## Estratto fornito
━━━━━━

A novantotto anni la traduttrice Franca Cancogni pubblica il suo primo libro, ispirato a una storia vera, “Il pane del ritorno”, opera che ripercorre la diaspora ebraica di due sorelle che dall’Unione Sovietica arrivano in Italia, dopo un viaggio che le porta in Uzbekistan e Palestina. E ci racconta il suo rapporto con la traduzione, “un’esercitazione alla scrittura molto valida”. Inoltre, ripercorre gli anni in cui ha lavorato a quattro mani con il fratello, lo scrittore e giornalista Manlio Cancogni… – L’intervista

In parte storia di vita vera, in parte frutto della fantasia di una scrittrice che esordisce a novantotto anni: parliamo de Il pane del ritorno. Una grande storia di destini intrecciati attraverso il Novecento di Franca Cancogni (Bompiani).

━━━━━━

(Voci di dati salvate)
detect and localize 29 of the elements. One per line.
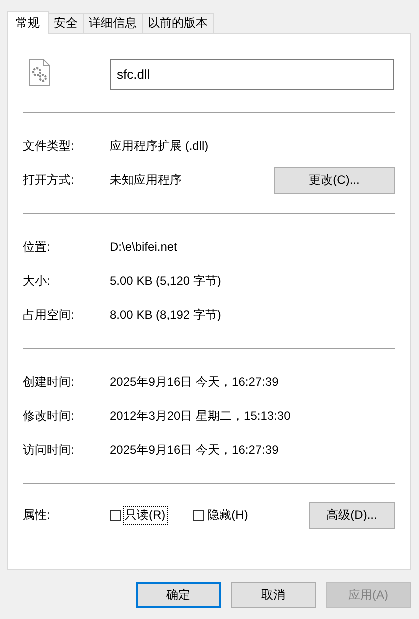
property-value: 应用程序扩展 (.dll) <box>110 138 210 154</box>
dialog-button[interactable]: 取消 <box>231 582 316 608</box>
property-value: 8.00 KB (8,192 字节) <box>110 306 222 324</box>
advanced-button[interactable]: 高级(D)... <box>309 502 395 528</box>
property-value: 2012年3月20日 星期二，15:13:30 <box>110 408 292 424</box>
checkbox[interactable] <box>192 510 204 520</box>
property-label: 文件类型: <box>23 138 76 154</box>
property-label: 访问时间: <box>23 442 76 458</box>
property-label: 大小: <box>23 272 52 290</box>
change-button[interactable]: 更改(C)... <box>274 166 395 194</box>
tab[interactable]: 以前的版本 <box>142 13 214 33</box>
dialog-button[interactable]: 确定 <box>136 582 221 608</box>
property-label: 创建时间: <box>23 374 76 390</box>
property-label: 打开方式: <box>23 172 76 188</box>
property-label: 占用空间: <box>23 306 76 324</box>
checkbox-label[interactable]: 只读(R) <box>123 506 168 524</box>
property-value: 2025年9月16日 今天，16:27:39 <box>110 374 280 390</box>
tab[interactable]: 常规 <box>7 11 49 34</box>
file-name-field[interactable]: sfc.dll <box>110 58 394 90</box>
property-label: 修改时间: <box>23 408 76 424</box>
checkbox[interactable] <box>110 510 121 520</box>
property-value: D:\e\bifei.net <box>110 240 178 254</box>
checkbox-label[interactable]: 隐藏(H) <box>206 506 250 524</box>
property-value: 2025年9月16日 今天，16:27:39 <box>110 442 280 458</box>
attributes-label: 属性: <box>23 506 52 524</box>
file-gears-icon <box>29 58 51 86</box>
property-value: 未知应用程序 <box>110 172 183 188</box>
property-label: 位置: <box>23 238 52 256</box>
property-value: 5.00 KB (5,120 字节) <box>110 272 222 290</box>
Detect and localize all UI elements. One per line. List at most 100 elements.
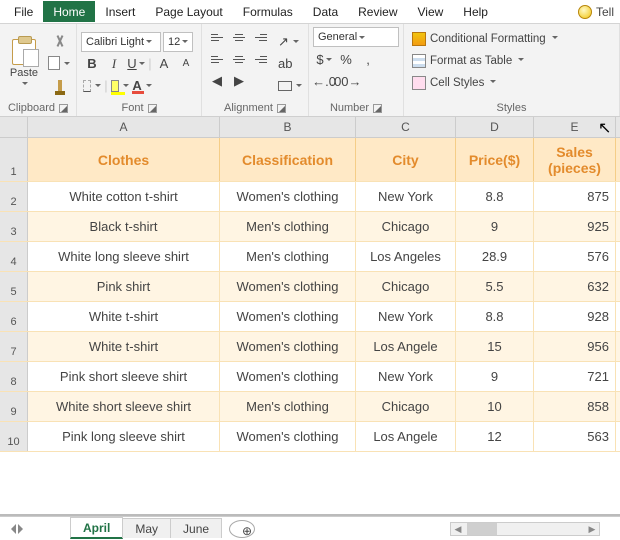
tab-view[interactable]: View <box>408 1 454 22</box>
cell[interactable]: 576 <box>534 242 616 271</box>
cell[interactable]: Chicago <box>356 212 456 241</box>
cell[interactable]: 632 <box>534 272 616 301</box>
paste-button[interactable]: Paste <box>4 27 44 100</box>
row-header[interactable]: 5 <box>0 272 28 301</box>
scroll-left-icon[interactable]: ◀ <box>451 523 465 535</box>
tab-page-layout[interactable]: Page Layout <box>145 1 232 22</box>
clipboard-launcher-icon[interactable] <box>59 104 68 113</box>
cell[interactable]: 8.8 <box>456 302 534 331</box>
copy-button[interactable] <box>48 54 72 74</box>
cell[interactable]: Women's clothing <box>220 422 356 451</box>
add-sheet-button[interactable]: ⊕ <box>229 520 255 538</box>
cell[interactable]: 15 <box>456 332 534 361</box>
cell[interactable]: White cotton t-shirt <box>28 182 220 211</box>
header-cell[interactable]: Price($) <box>456 138 534 181</box>
cell[interactable]: Pink shirt <box>28 272 220 301</box>
align-bottom-button[interactable] <box>250 27 272 47</box>
row-header[interactable]: 9 <box>0 392 28 421</box>
decrease-decimal-button[interactable]: .00→ <box>335 71 357 91</box>
wrap-text-button[interactable]: ab <box>276 54 294 74</box>
currency-button[interactable]: $ <box>313 49 335 69</box>
percent-button[interactable]: % <box>335 49 357 69</box>
sheet-nav-prev-icon[interactable] <box>6 524 16 534</box>
cell[interactable]: Men's clothing <box>220 242 356 271</box>
header-cell[interactable]: Clothes <box>28 138 220 181</box>
cell[interactable]: 8.8 <box>456 182 534 211</box>
cell[interactable]: Men's clothing <box>220 392 356 421</box>
row-header[interactable]: 3 <box>0 212 28 241</box>
sheet-tab-april[interactable]: April <box>70 517 123 539</box>
cell[interactable]: 563 <box>534 422 616 451</box>
row-header-1[interactable]: 1 <box>0 138 28 181</box>
increase-indent-button[interactable]: ▶ <box>228 71 250 91</box>
tab-formulas[interactable]: Formulas <box>233 1 303 22</box>
header-cell[interactable]: Sales (pieces) <box>534 138 616 181</box>
tab-insert[interactable]: Insert <box>95 1 145 22</box>
select-all-corner[interactable] <box>0 117 28 137</box>
cell[interactable]: 12 <box>456 422 534 451</box>
underline-button[interactable]: U <box>125 54 147 74</box>
tab-data[interactable]: Data <box>303 1 348 22</box>
cell[interactable]: Women's clothing <box>220 182 356 211</box>
comma-button[interactable]: , <box>357 49 379 69</box>
cell[interactable]: Pink short sleeve shirt <box>28 362 220 391</box>
fill-color-button[interactable] <box>109 76 131 96</box>
cell[interactable]: 721 <box>534 362 616 391</box>
bold-button[interactable]: B <box>81 54 103 74</box>
cell[interactable]: Los Angele <box>356 422 456 451</box>
col-header-b[interactable]: B <box>220 117 356 137</box>
cell[interactable]: Men's clothing <box>220 212 356 241</box>
italic-button[interactable]: I <box>103 54 125 74</box>
row-header[interactable]: 8 <box>0 362 28 391</box>
col-header-a[interactable]: A <box>28 117 220 137</box>
cell[interactable]: White t-shirt <box>28 332 220 361</box>
row-header[interactable]: 2 <box>0 182 28 211</box>
number-launcher-icon[interactable] <box>373 104 382 113</box>
cell[interactable]: New York <box>356 302 456 331</box>
cell[interactable]: 956 <box>534 332 616 361</box>
cell[interactable]: 5.5 <box>456 272 534 301</box>
cell[interactable]: 858 <box>534 392 616 421</box>
font-launcher-icon[interactable] <box>148 104 157 113</box>
font-size-select[interactable]: 12 <box>163 32 193 52</box>
align-left-button[interactable] <box>206 49 228 69</box>
scroll-thumb[interactable] <box>467 523 497 535</box>
sheet-tab-may[interactable]: May <box>122 518 171 538</box>
align-center-button[interactable] <box>228 49 250 69</box>
font-name-select[interactable]: Calibri Light <box>81 32 161 52</box>
tab-file[interactable]: File <box>4 1 43 22</box>
align-middle-button[interactable] <box>228 27 250 47</box>
cell[interactable]: 925 <box>534 212 616 241</box>
align-top-button[interactable] <box>206 27 228 47</box>
decrease-indent-button[interactable]: ◀ <box>206 71 228 91</box>
font-color-button[interactable]: A <box>131 76 153 96</box>
cell[interactable]: New York <box>356 362 456 391</box>
header-cell[interactable]: City <box>356 138 456 181</box>
grow-font-button[interactable]: A <box>153 54 175 74</box>
col-header-c[interactable]: C <box>356 117 456 137</box>
tell-me[interactable]: Tell <box>572 5 620 19</box>
alignment-launcher-icon[interactable] <box>277 104 286 113</box>
cell[interactable]: Black t-shirt <box>28 212 220 241</box>
cut-button[interactable] <box>50 32 70 52</box>
row-header[interactable]: 10 <box>0 422 28 451</box>
cell[interactable]: Women's clothing <box>220 302 356 331</box>
row-header[interactable]: 6 <box>0 302 28 331</box>
number-format-select[interactable]: General <box>313 27 399 47</box>
cell[interactable]: Pink long sleeve shirt <box>28 422 220 451</box>
col-header-d[interactable]: D <box>456 117 534 137</box>
cell[interactable]: 10 <box>456 392 534 421</box>
cell[interactable]: New York <box>356 182 456 211</box>
tab-review[interactable]: Review <box>348 1 407 22</box>
cell[interactable]: Women's clothing <box>220 362 356 391</box>
cell[interactable]: White long sleeve shirt <box>28 242 220 271</box>
cell[interactable]: Los Angele <box>356 332 456 361</box>
orientation-button[interactable]: ↗ <box>276 32 301 52</box>
row-header[interactable]: 7 <box>0 332 28 361</box>
cell[interactable]: Women's clothing <box>220 332 356 361</box>
border-button[interactable] <box>81 76 103 96</box>
scroll-right-icon[interactable]: ▶ <box>585 523 599 535</box>
cell[interactable]: Chicago <box>356 392 456 421</box>
horizontal-scrollbar[interactable]: ◀ ▶ <box>450 522 600 536</box>
cell[interactable]: White t-shirt <box>28 302 220 331</box>
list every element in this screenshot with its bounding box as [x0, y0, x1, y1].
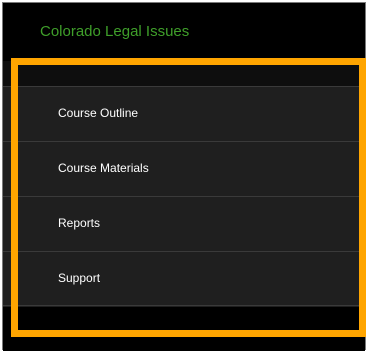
menu-item-label: Course Materials — [58, 161, 149, 175]
menu-item-course-outline[interactable]: Course Outline — [3, 86, 365, 141]
menu-item-reports[interactable]: Reports — [3, 196, 365, 251]
menu-item-label: Reports — [58, 216, 101, 230]
course-title[interactable]: Colorado Legal Issues — [40, 23, 189, 40]
menu-item-support[interactable]: Support — [3, 251, 365, 306]
menu-bottom-spacer — [3, 308, 365, 351]
menu-top-spacer — [3, 61, 365, 86]
course-menu: Course Outline Course Materials Reports … — [3, 86, 365, 307]
header-bar: Colorado Legal Issues — [3, 3, 365, 61]
app-panel: Colorado Legal Issues Course Outline Cou… — [2, 2, 366, 351]
menu-item-course-materials[interactable]: Course Materials — [3, 141, 365, 196]
menu-item-label: Course Outline — [58, 106, 139, 120]
menu-item-label: Support — [58, 271, 101, 285]
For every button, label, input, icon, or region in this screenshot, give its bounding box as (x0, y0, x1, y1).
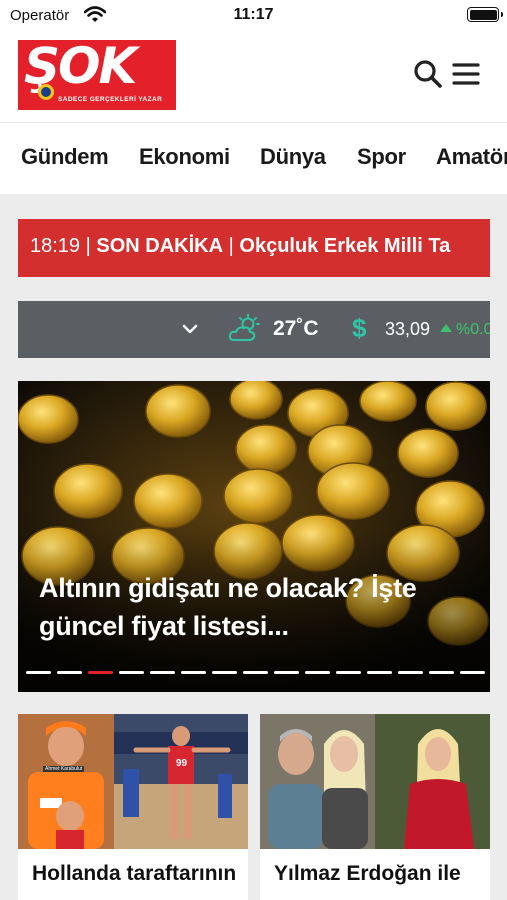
slide-dot[interactable] (336, 671, 361, 674)
slide-dot[interactable] (460, 671, 485, 674)
slide-dot[interactable] (305, 671, 330, 674)
menu-icon[interactable] (450, 58, 482, 90)
chevron-down-icon[interactable] (180, 319, 200, 344)
ticker-time: 18:19 (30, 235, 81, 257)
ticker-headline: Okçuluk Erkek Milli Ta (239, 235, 451, 257)
slide-dot[interactable] (181, 671, 206, 674)
hero-slider[interactable]: Altının gidişatı ne olacak? İşte güncel … (18, 381, 490, 692)
arrow-up-icon (440, 324, 452, 332)
slide-dot[interactable] (398, 671, 423, 674)
slide-dot[interactable] (57, 671, 82, 674)
app-header: ŞOK SADECE GERÇEKLERİ YAZAR (0, 34, 507, 122)
logo-slogan: SADECE GERÇEKLERİ YAZAR (58, 96, 163, 103)
slide-dot-active[interactable] (88, 671, 113, 674)
usd-change: %0.0 (456, 321, 490, 338)
slider-pagination (26, 671, 486, 677)
slide-dot[interactable] (274, 671, 299, 674)
category-gundem[interactable]: Gündem (21, 144, 109, 170)
breaking-news-ticker[interactable]: 18:19 | SON DAKİKA | Okçuluk Erkek Milli… (18, 219, 490, 277)
ticker-label: SON DAKİKA (96, 235, 224, 257)
clock: 11:17 (233, 6, 274, 23)
category-spor[interactable]: Spor (357, 144, 406, 170)
brand-logo[interactable]: ŞOK SADECE GERÇEKLERİ YAZAR (18, 40, 176, 110)
news-card[interactable]: Yılmaz Erdoğan ile (260, 714, 490, 900)
news-card-title[interactable]: Hollanda taraftarının (32, 862, 236, 886)
slide-dot[interactable] (367, 671, 392, 674)
dollar-icon: $ (352, 313, 367, 343)
logo-emblem (38, 84, 54, 100)
temperature: 27˚C (273, 317, 319, 340)
slide-dot[interactable] (212, 671, 237, 674)
slide-dot[interactable] (429, 671, 454, 674)
slide-dot[interactable] (119, 671, 144, 674)
news-card-image: 99 Ahmet Karabulut (18, 714, 248, 849)
info-bar: 27˚C $ 33,09 %0.0 (18, 301, 490, 358)
category-dunya[interactable]: Dünya (260, 144, 326, 170)
news-card-title[interactable]: Yılmaz Erdoğan ile (274, 862, 461, 886)
status-bar: Operatör 11:17 (0, 0, 507, 34)
slide-dot[interactable] (150, 671, 175, 674)
partly-cloudy-icon (228, 313, 262, 349)
news-card-image (260, 714, 490, 849)
category-nav: Gündem Ekonomi Dünya Spor Amatör (0, 122, 507, 194)
category-ekonomi[interactable]: Ekonomi (139, 144, 230, 170)
slide-dot[interactable] (26, 671, 51, 674)
usd-rate: 33,09 (385, 319, 431, 339)
svg-text:99: 99 (176, 758, 188, 769)
hero-title[interactable]: Altının gidişatı ne olacak? İşte güncel … (39, 569, 469, 645)
news-card[interactable]: 99 Ahmet Karabulut Hollanda taraftarının (18, 714, 248, 900)
ticker-separator: | (85, 235, 91, 257)
slide-dot[interactable] (243, 671, 268, 674)
battery-icon (467, 7, 503, 22)
search-icon[interactable] (412, 58, 444, 90)
image-caption: Ahmet Karabulut (43, 766, 85, 772)
category-amator[interactable]: Amatör (436, 144, 507, 170)
ticker-separator: | (228, 235, 234, 257)
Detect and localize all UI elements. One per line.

━━━━━━

## Cosa fare
Estrai senza modifiche, dall'articolo su «Il pane del ritorno», il passo che va da "In parte storia" fino a "Franca Cancogni (Bompiani).".

## Risposta corretta
In parte storia di vita vera, in parte frutto della fantasia di una scrittrice che esordisce a novantotto anni: parliamo de Il pane del ritorno. Una grande storia di destini intrecciati attraverso il Novecento di Franca Cancogni (Bompiani).